### Given request
Write out the records word for word, with no pictures.

### Extracted material

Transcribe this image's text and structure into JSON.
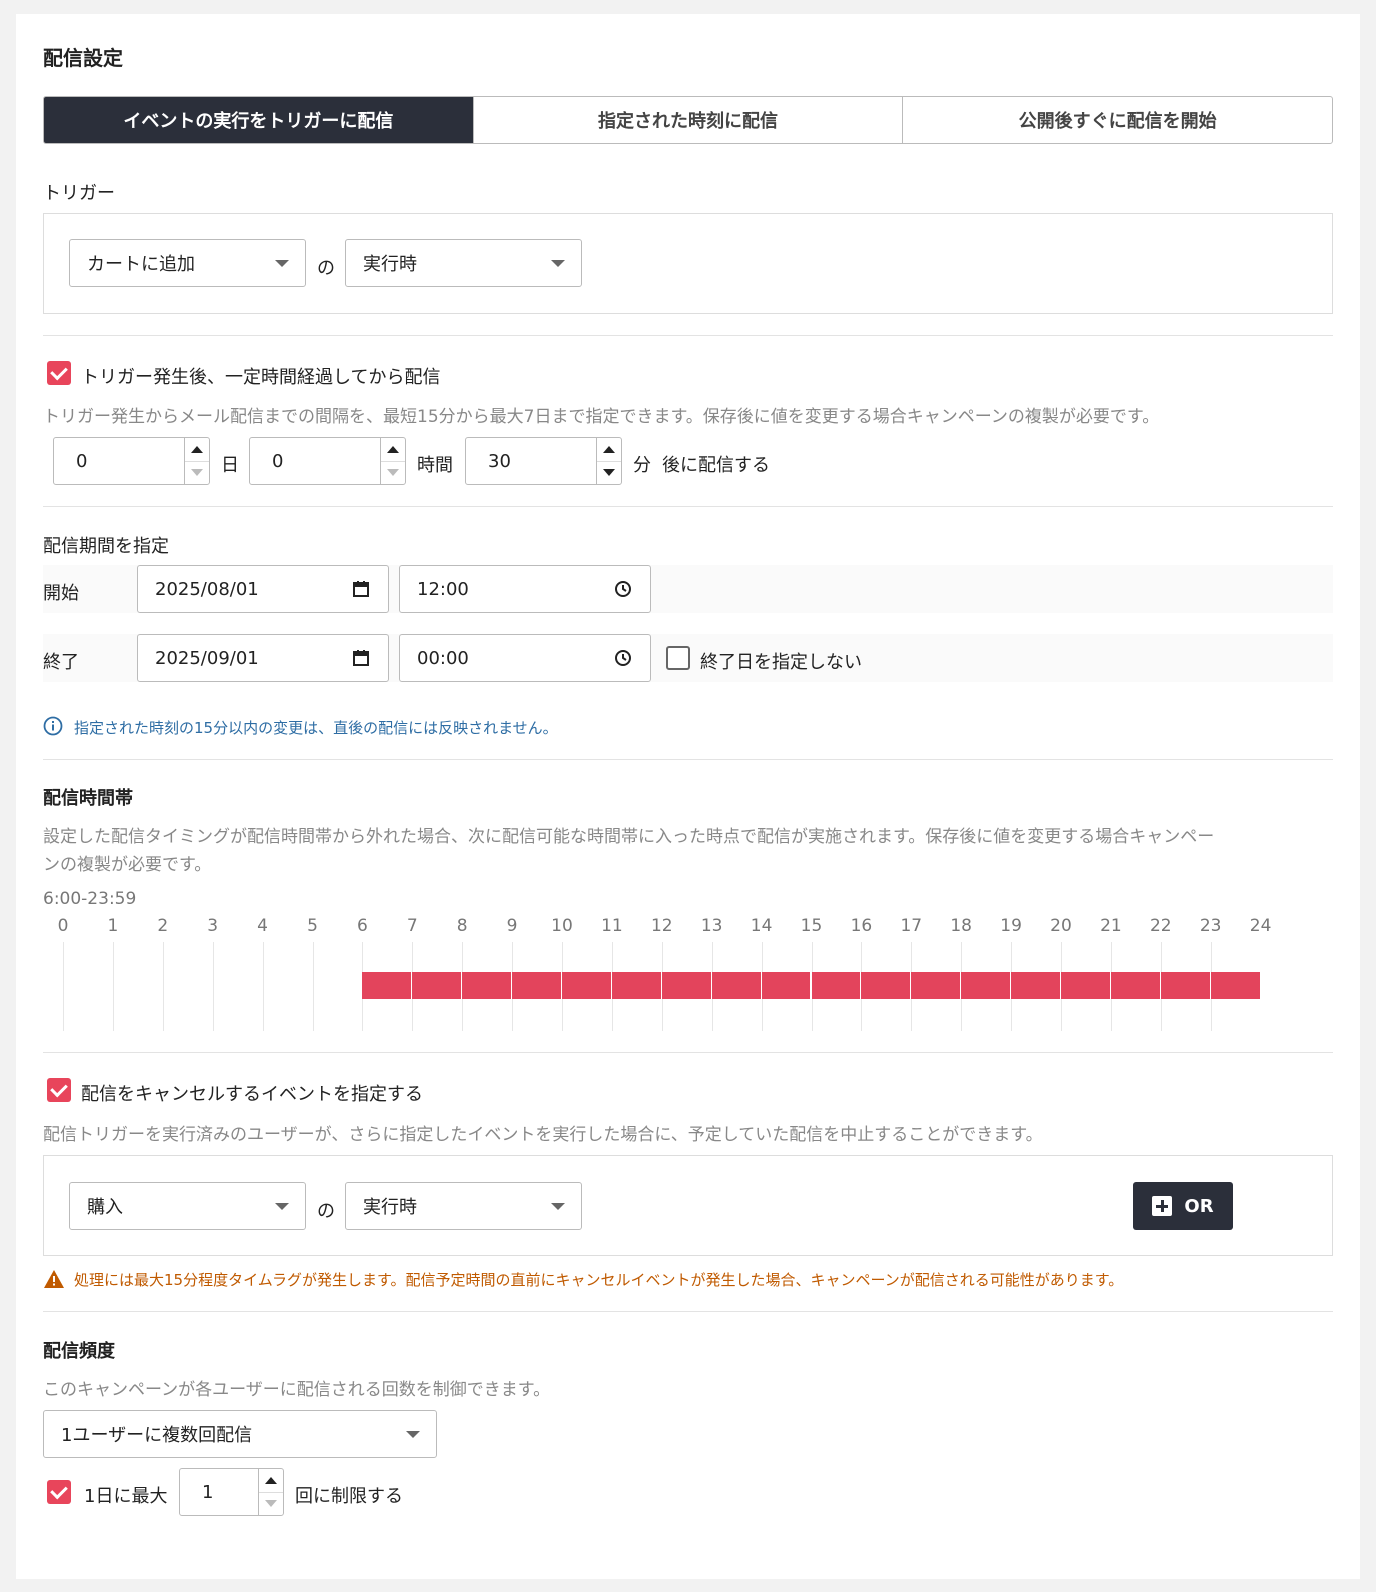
{
  "page_title": "配信設定",
  "tabs": [
    {
      "label": "イベントの実行をトリガーに配信",
      "active": true
    },
    {
      "label": "指定された時刻に配信",
      "active": false
    },
    {
      "label": "公開後すぐに配信を開始",
      "active": false
    }
  ],
  "trigger": {
    "heading": "トリガー",
    "event_select": "カートに追加",
    "connector": "の",
    "action_select": "実行時"
  },
  "delay": {
    "checkbox_label": "トリガー発生後、一定時間経過してから配信",
    "checked": true,
    "description": "トリガー発生からメール配信までの間隔を、最短15分から最大7日まで指定できます。保存後に値を変更する場合キャンペーンの複製が必要です。",
    "days_value": "0",
    "days_unit": "日",
    "hours_value": "0",
    "hours_unit": "時間",
    "minutes_value": "30",
    "minutes_unit": "分",
    "suffix": "後に配信する"
  },
  "period": {
    "heading": "配信期間を指定",
    "start_label": "開始",
    "start_date": "2025/08/01",
    "start_time": "12:00",
    "end_label": "終了",
    "end_date": "2025/09/01",
    "end_time": "00:00",
    "no_end_label": "終了日を指定しない",
    "no_end_checked": false,
    "info_text": "指定された時刻の15分以内の変更は、直後の配信には反映されません。"
  },
  "time_window": {
    "heading": "配信時間帯",
    "description_line1": "設定した配信タイミングが配信時間帯から外れた場合、次に配信可能な時間帯に入った時点で配信が実施されます。保存後に値を変更する場合キャンペー",
    "description_line2": "ンの複製が必要です。",
    "range_label": "6:00-23:59",
    "ticks": [
      "0",
      "1",
      "2",
      "3",
      "4",
      "5",
      "6",
      "7",
      "8",
      "9",
      "10",
      "11",
      "12",
      "13",
      "14",
      "15",
      "16",
      "17",
      "18",
      "19",
      "20",
      "21",
      "22",
      "23",
      "24"
    ],
    "active_hours": [
      6,
      7,
      8,
      9,
      10,
      11,
      12,
      13,
      14,
      15,
      16,
      17,
      18,
      19,
      20,
      21,
      22,
      23
    ],
    "bar_color": "#e3445c"
  },
  "cancel": {
    "checkbox_label": "配信をキャンセルするイベントを指定する",
    "checked": true,
    "description": "配信トリガーを実行済みのユーザーが、さらに指定したイベントを実行した場合に、予定していた配信を中止することができます。",
    "event_select": "購入",
    "connector": "の",
    "action_select": "実行時",
    "or_button": "OR",
    "warning_text": "処理には最大15分程度タイムラグが発生します。配信予定時間の直前にキャンセルイベントが発生した場合、キャンペーンが配信される可能性があります。"
  },
  "frequency": {
    "heading": "配信頻度",
    "description": "このキャンペーンが各ユーザーに配信される回数を制御できます。",
    "select": "1ユーザーに複数回配信",
    "limit_label": "1日に最大",
    "limit_checked": true,
    "limit_value": "1",
    "limit_suffix": "回に制限する"
  },
  "colors": {
    "accent": "#e8455b",
    "dark": "#2b2f3a",
    "info": "#2e6da4",
    "warning": "#c05a00"
  }
}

### Response below
Transcribe this image's text and structure into JSON.
{
  "page_title": "配信設定",
  "tabs": [
    {
      "label": "イベントの実行をトリガーに配信",
      "active": true
    },
    {
      "label": "指定された時刻に配信",
      "active": false
    },
    {
      "label": "公開後すぐに配信を開始",
      "active": false
    }
  ],
  "trigger": {
    "heading": "トリガー",
    "event_select": "カートに追加",
    "connector": "の",
    "action_select": "実行時"
  },
  "delay": {
    "checkbox_label": "トリガー発生後、一定時間経過してから配信",
    "checked": true,
    "description": "トリガー発生からメール配信までの間隔を、最短15分から最大7日まで指定できます。保存後に値を変更する場合キャンペーンの複製が必要です。",
    "days_value": "0",
    "days_unit": "日",
    "hours_value": "0",
    "hours_unit": "時間",
    "minutes_value": "30",
    "minutes_unit": "分",
    "suffix": "後に配信する"
  },
  "period": {
    "heading": "配信期間を指定",
    "start_label": "開始",
    "start_date": "2025/08/01",
    "start_time": "12:00",
    "end_label": "終了",
    "end_date": "2025/09/01",
    "end_time": "00:00",
    "no_end_label": "終了日を指定しない",
    "no_end_checked": false,
    "info_text": "指定された時刻の15分以内の変更は、直後の配信には反映されません。"
  },
  "time_window": {
    "heading": "配信時間帯",
    "description_line1": "設定した配信タイミングが配信時間帯から外れた場合、次に配信可能な時間帯に入った時点で配信が実施されます。保存後に値を変更する場合キャンペー",
    "description_line2": "ンの複製が必要です。",
    "range_label": "6:00-23:59",
    "ticks": [
      "0",
      "1",
      "2",
      "3",
      "4",
      "5",
      "6",
      "7",
      "8",
      "9",
      "10",
      "11",
      "12",
      "13",
      "14",
      "15",
      "16",
      "17",
      "18",
      "19",
      "20",
      "21",
      "22",
      "23",
      "24"
    ],
    "active_hours": [
      6,
      7,
      8,
      9,
      10,
      11,
      12,
      13,
      14,
      15,
      16,
      17,
      18,
      19,
      20,
      21,
      22,
      23
    ],
    "bar_color": "#e3445c"
  },
  "cancel": {
    "checkbox_label": "配信をキャンセルするイベントを指定する",
    "checked": true,
    "description": "配信トリガーを実行済みのユーザーが、さらに指定したイベントを実行した場合に、予定していた配信を中止することができます。",
    "event_select": "購入",
    "connector": "の",
    "action_select": "実行時",
    "or_button": "OR",
    "warning_text": "処理には最大15分程度タイムラグが発生します。配信予定時間の直前にキャンセルイベントが発生した場合、キャンペーンが配信される可能性があります。"
  },
  "frequency": {
    "heading": "配信頻度",
    "description": "このキャンペーンが各ユーザーに配信される回数を制御できます。",
    "select": "1ユーザーに複数回配信",
    "limit_label": "1日に最大",
    "limit_checked": true,
    "limit_value": "1",
    "limit_suffix": "回に制限する"
  },
  "colors": {
    "accent": "#e8455b",
    "dark": "#2b2f3a",
    "info": "#2e6da4",
    "warning": "#c05a00"
  }
}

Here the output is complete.